----- 本文 -----
処分を誤れば、市場にショックを与えることになる。政府が音頭を取って「資産運用立国」の実現を目指す中、投資熱を冷ましかねない問題だ。
井出は政府系の第三者機関にETFを移管して運用を続けることを提案。「日銀にある〝埋蔵金〟を政府の財源とし、子育てや人材育成などに活用すれば、国民への還元にもなる」と訴える。
■国債頼みの危うい財政
日銀が21日発表した令和5年10~12月の資金循環統計によると、国債(短期を除く)の時価ベースでの発行残高に占める日銀の保有割合は昨年12月末時点で53・78%。大規模緩和導入直前の平成25年3月末の11・55%から大きく膨れた。
日銀はマイナス金利を解除した一方、当面はこれまで通りの規模で国債買い入れを続ける方針だ。だが、植田は将来、保有資産の縮小を視野に入れるほか、「どこかの時点で買い入れ額を減らしていくことも考えたい」とも言及している。
----- 記録一覧 -----
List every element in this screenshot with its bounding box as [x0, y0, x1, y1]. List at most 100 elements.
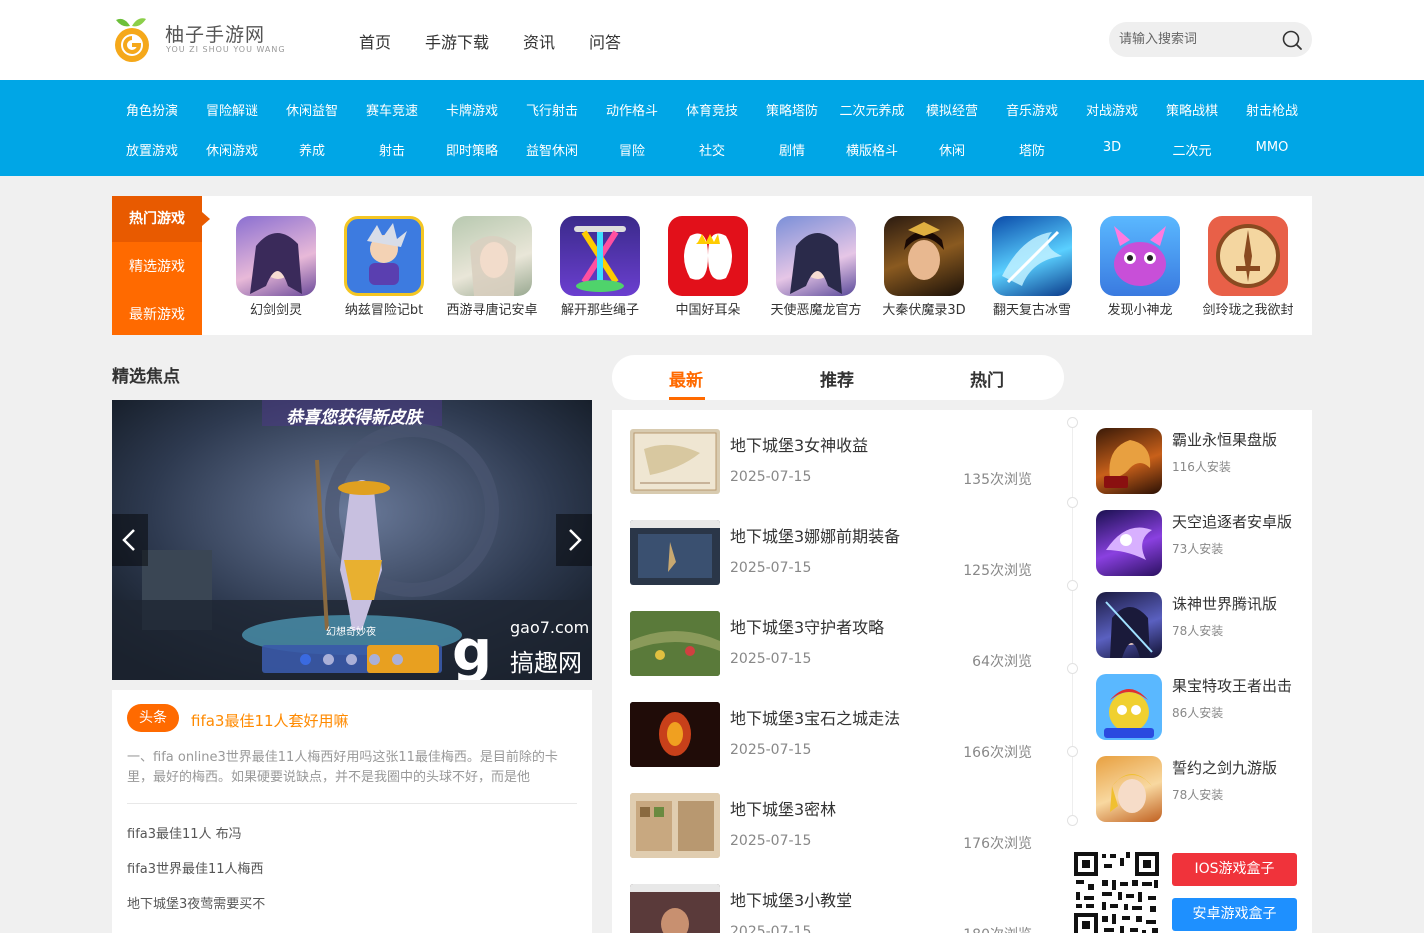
game-card[interactable]: 中国好耳朵 — [654, 216, 762, 318]
category-link[interactable]: 休闲益智 — [272, 100, 352, 119]
carousel-prev-button[interactable] — [112, 514, 148, 566]
qr-code — [1072, 850, 1161, 933]
watermark-domain: gao7.com — [510, 618, 590, 637]
category-link[interactable]: 射击 — [352, 140, 432, 159]
news-list-item[interactable]: 地下城堡3夜莺需要买不 — [127, 893, 265, 912]
category-link[interactable]: 放置游戏 — [112, 140, 192, 159]
side-game-name: 天空追逐者安卓版 — [1172, 513, 1293, 531]
article-item[interactable]: 地下城堡3娜娜前期装备 2025-07-15 125次浏览 — [630, 520, 1050, 590]
category-link[interactable]: 音乐游戏 — [992, 100, 1072, 119]
category-link[interactable]: 二次元养成 — [832, 100, 912, 119]
side-game-name: 果宝特攻王者出击 — [1172, 677, 1293, 695]
category-link[interactable]: 休闲 — [912, 140, 992, 159]
android-game-box-button[interactable]: 安卓游戏盒子 — [1172, 898, 1297, 931]
article-item[interactable]: 地下城堡3小教堂 2025-07-15 180次浏览 — [630, 884, 1050, 933]
side-game-item[interactable]: 诛神世界腾讯版 78人安装 — [1096, 592, 1306, 660]
side-game-item[interactable]: 誓约之剑九游版 78人安装 — [1096, 756, 1306, 824]
carousel-dot-active[interactable] — [300, 654, 311, 665]
article-date: 2025-07-15 — [730, 924, 812, 933]
ios-game-box-button[interactable]: IOS游戏盒子 — [1172, 853, 1297, 886]
category-link[interactable]: 飞行射击 — [512, 100, 592, 119]
tab-latest[interactable]: 最新 — [669, 366, 703, 391]
site-logo[interactable]: 柚子手游网 YOU ZI SHOU YOU WANG — [110, 12, 285, 68]
article-views: 176次浏览 — [963, 836, 1032, 852]
headline-news-panel: 头条 fifa3最佳11人套好用嘛 一、fifa online3世界最佳11人梅… — [112, 690, 592, 933]
carousel-dot[interactable] — [369, 654, 380, 665]
category-link[interactable]: 益智休闲 — [512, 140, 592, 159]
side-game-item[interactable]: 天空追逐者安卓版 73人安装 — [1096, 510, 1306, 578]
game-icon — [776, 216, 856, 296]
category-link[interactable]: 塔防 — [992, 140, 1072, 159]
category-link[interactable]: 社交 — [672, 140, 752, 159]
category-link[interactable]: 策略塔防 — [752, 100, 832, 119]
side-game-item[interactable]: 霸业永恒果盘版 116人安装 — [1096, 428, 1306, 496]
carousel-dot[interactable] — [392, 654, 403, 665]
category-link[interactable]: 3D — [1072, 140, 1152, 155]
focus-carousel[interactable]: g 恭喜您获得新皮肤 幻想奇妙夜 gao7.com 搞趣网 — [112, 400, 592, 680]
game-card[interactable]: 幻剑剑灵 — [222, 216, 330, 318]
tab-hot-games[interactable]: 热门游戏 — [112, 196, 202, 242]
category-link[interactable]: 动作格斗 — [592, 100, 672, 119]
article-item[interactable]: 地下城堡3女神收益 2025-07-15 135次浏览 — [630, 429, 1050, 499]
category-link[interactable]: 策略战棋 — [1152, 100, 1232, 119]
category-link[interactable]: 横版格斗 — [832, 140, 912, 159]
category-link[interactable]: 射击枪战 — [1232, 100, 1312, 119]
article-date: 2025-07-15 — [730, 469, 812, 485]
search-input[interactable] — [1117, 22, 1277, 57]
side-game-installs: 78人安装 — [1172, 624, 1224, 638]
carousel-dot[interactable] — [323, 654, 334, 665]
timeline-dot — [1067, 417, 1078, 428]
game-name: 纳兹冒险记bt — [344, 303, 424, 318]
nav-game-download[interactable]: 手游下载 — [425, 29, 489, 53]
article-item[interactable]: 地下城堡3守护者攻略 2025-07-15 64次浏览 — [630, 611, 1050, 681]
category-link[interactable]: 体育竞技 — [672, 100, 752, 119]
game-card[interactable]: 剑玲珑之我欲封 — [1194, 216, 1302, 318]
category-link[interactable]: 冒险解谜 — [192, 100, 272, 119]
game-card[interactable]: 翻天复古冰雪 — [978, 216, 1086, 318]
nav-news[interactable]: 资讯 — [523, 29, 555, 53]
news-list-item[interactable]: fifa3世界最佳11人梅西 — [127, 858, 264, 877]
hot-games-tabs: 热门游戏 精选游戏 最新游戏 — [112, 196, 202, 335]
nav-home[interactable]: 首页 — [359, 29, 391, 53]
category-link[interactable]: 二次元 — [1152, 140, 1232, 159]
tab-latest-games[interactable]: 最新游戏 — [112, 292, 202, 338]
search-icon[interactable] — [1281, 29, 1303, 51]
game-card[interactable]: 发现小神龙 — [1086, 216, 1194, 318]
nav-qa[interactable]: 问答 — [589, 29, 621, 53]
divider — [127, 803, 577, 804]
category-link[interactable]: 模拟经营 — [912, 100, 992, 119]
category-link[interactable]: 赛车竞速 — [352, 100, 432, 119]
game-card[interactable]: 大秦伏魔录3D — [870, 216, 978, 318]
game-card[interactable]: 纳兹冒险记bt — [330, 216, 438, 318]
category-link[interactable]: MMO — [1232, 140, 1312, 155]
active-tab-underline — [669, 397, 705, 400]
category-link[interactable]: 对战游戏 — [1072, 100, 1152, 119]
game-card[interactable]: 天使恶魔龙官方 — [762, 216, 870, 318]
category-link[interactable]: 剧情 — [752, 140, 832, 159]
category-link[interactable]: 即时策略 — [432, 140, 512, 159]
news-list-item[interactable]: fifa3最佳11人 布冯 — [127, 823, 242, 842]
carousel-next-button[interactable] — [556, 514, 592, 566]
category-link[interactable]: 冒险 — [592, 140, 672, 159]
tab-recommended[interactable]: 推荐 — [820, 366, 854, 391]
game-card[interactable]: 西游寻唐记安卓 — [438, 216, 546, 318]
category-link[interactable]: 休闲游戏 — [192, 140, 272, 159]
category-link[interactable]: 养成 — [272, 140, 352, 159]
tab-selected-games[interactable]: 精选游戏 — [112, 244, 202, 290]
site-header: 柚子手游网 YOU ZI SHOU YOU WANG 首页 手游下载 资讯 问答 — [0, 0, 1424, 80]
category-link[interactable]: 角色扮演 — [112, 100, 192, 119]
article-date: 2025-07-15 — [730, 560, 812, 576]
side-game-item[interactable]: 果宝特攻王者出击 86人安装 — [1096, 674, 1306, 742]
article-date: 2025-07-15 — [730, 742, 812, 758]
article-item[interactable]: 地下城堡3密林 2025-07-15 176次浏览 — [630, 793, 1050, 863]
article-item[interactable]: 地下城堡3宝石之城走法 2025-07-15 166次浏览 — [630, 702, 1050, 772]
category-link[interactable]: 卡牌游戏 — [432, 100, 512, 119]
tab-popular[interactable]: 热门 — [970, 366, 1004, 391]
game-card[interactable]: 解开那些绳子 — [546, 216, 654, 318]
timeline-dot — [1067, 497, 1078, 508]
timeline-dot — [1067, 580, 1078, 591]
headline-title-link[interactable]: fifa3最佳11人套好用嘛 — [191, 710, 349, 731]
article-thumbnail — [630, 611, 720, 676]
carousel-dot[interactable] — [346, 654, 357, 665]
game-name: 西游寻唐记安卓 — [446, 303, 538, 318]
-----
- _設定課題 1_
日銀の保有資産に関する本文によれば、井出が日銀にある〝埋蔵金〟を子育てや人材育成などに活用するよう訴えているのはなぜですか。1～3文で説明してください。
- _設定課題 2_
日銀の保有資産に関する本文を、最後の文の後から書き継いでください。

- _最終解答 1_
井出は、日銀にある〝埋蔵金〟を政府の財源とし、子育てや人材育成などに活用すれば、国民への還元にもなると考えているためです。

- _最終解答 2_
「(大規模緩和からの)出口となれば、金利オーナス(金利上昇による財政負担)に見舞われるのは間違いない。そのときに日本の財政がどうなるかが問われている」
財務省前事務次官の矢野康治は2月の講演でこう語り、財政再建の重要性を訴えた。
同省によると、国債や借入金などを合計した国の借金は昨年末時点で1286兆4520億円。前年末から29兆4528億円増え、過去最大を更新した。物価高対策や社会保障費の伸びなどによる歳出が増え、国債頼みの予算編成が続いている。
巨額の借金を抱えると、金利が上昇した際に利払い費が大きく膨らみ、財政運営はさらに厳しくなる恐れがある。
日本の財政リスクが高まる中、投機筋はもうけるチャンスを虎視眈々と狙っている。「日本国債でもうけることは、大型ヘッジファンドの夢。市場に隙を見せてはいけない」。ピクテ・ジャパンのシニア・フェロー、市川真一は警告する。
「買い物」を無駄に終わらせないためにどうするか。植田率いる日銀には重い宿題が課せられている。=敬称略(米沢文、宇野貴文)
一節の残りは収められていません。